╭─ DATASET RECORDS
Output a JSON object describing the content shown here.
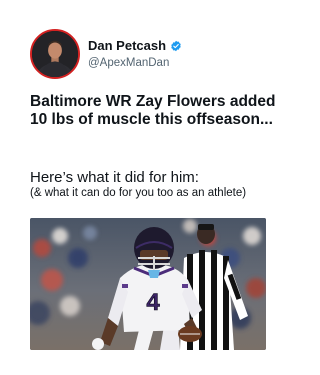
{
  "post": {
    "author": {
      "display_name": "Dan Petcash",
      "handle": "@ApexManDan",
      "verified": true,
      "avatar_icon": "profile-photo",
      "verified_icon": "verified-badge-icon",
      "verified_color": "#1d9bf0",
      "avatar_ring_color": "#d32222"
    },
    "headline": "Baltimore WR Zay Flowers added 10 lbs of muscle this offseason...",
    "subheading": "Here’s what it did for him:",
    "subnote": "(& what it can do for you too as an athlete)",
    "photo": {
      "jersey_number": "4",
      "colors": {
        "jersey": "#f3f3f5",
        "helmet": "#1e1a2e",
        "referee_stripes": "#111111"
      }
    }
  }
}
╰─
-- EXERCISE --
Reproduce the records, all of them, word for word; omit the pictures.

-- SOLVED EXERCISE --
Output a JSON object describing the content shown here.
{
  "post": {
    "author": {
      "display_name": "Dan Petcash",
      "handle": "@ApexManDan",
      "verified": true,
      "avatar_icon": "profile-photo",
      "verified_icon": "verified-badge-icon",
      "verified_color": "#1d9bf0",
      "avatar_ring_color": "#d32222"
    },
    "headline": "Baltimore WR Zay Flowers added 10 lbs of muscle this offseason...",
    "subheading": "Here’s what it did for him:",
    "subnote": "(& what it can do for you too as an athlete)",
    "photo": {
      "jersey_number": "4",
      "colors": {
        "jersey": "#f3f3f5",
        "helmet": "#1e1a2e",
        "referee_stripes": "#111111"
      }
    }
  }
}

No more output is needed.